*Exercise directions*:
Wherever the word "same" appears in the entries, copy the whole line.

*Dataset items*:
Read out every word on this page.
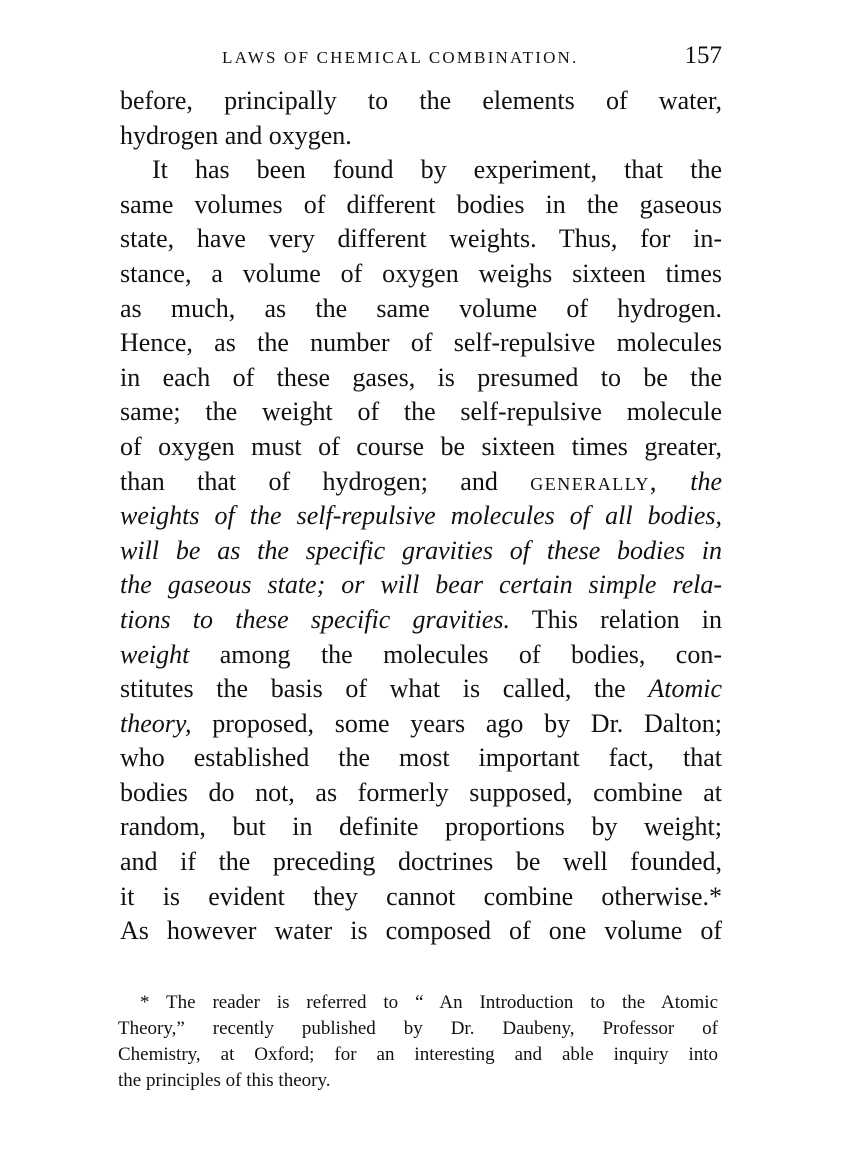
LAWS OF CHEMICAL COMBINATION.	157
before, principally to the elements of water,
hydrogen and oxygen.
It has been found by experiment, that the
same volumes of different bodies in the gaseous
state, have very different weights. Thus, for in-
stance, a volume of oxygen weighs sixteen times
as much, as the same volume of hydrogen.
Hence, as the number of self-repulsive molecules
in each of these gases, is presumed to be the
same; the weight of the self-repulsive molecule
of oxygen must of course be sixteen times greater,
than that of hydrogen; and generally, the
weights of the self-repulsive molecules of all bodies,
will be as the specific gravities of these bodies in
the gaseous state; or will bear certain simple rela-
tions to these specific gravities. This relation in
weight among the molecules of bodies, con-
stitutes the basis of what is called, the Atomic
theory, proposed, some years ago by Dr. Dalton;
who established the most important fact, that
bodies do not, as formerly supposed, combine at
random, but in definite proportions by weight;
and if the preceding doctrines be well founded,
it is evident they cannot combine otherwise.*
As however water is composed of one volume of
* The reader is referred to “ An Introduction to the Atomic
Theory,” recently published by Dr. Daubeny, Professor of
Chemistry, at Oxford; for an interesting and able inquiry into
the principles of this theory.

*Full response*:
same volumes of different bodies in the gaseous
as much, as the same volume of hydrogen.
same; the weight of the self-repulsive molecule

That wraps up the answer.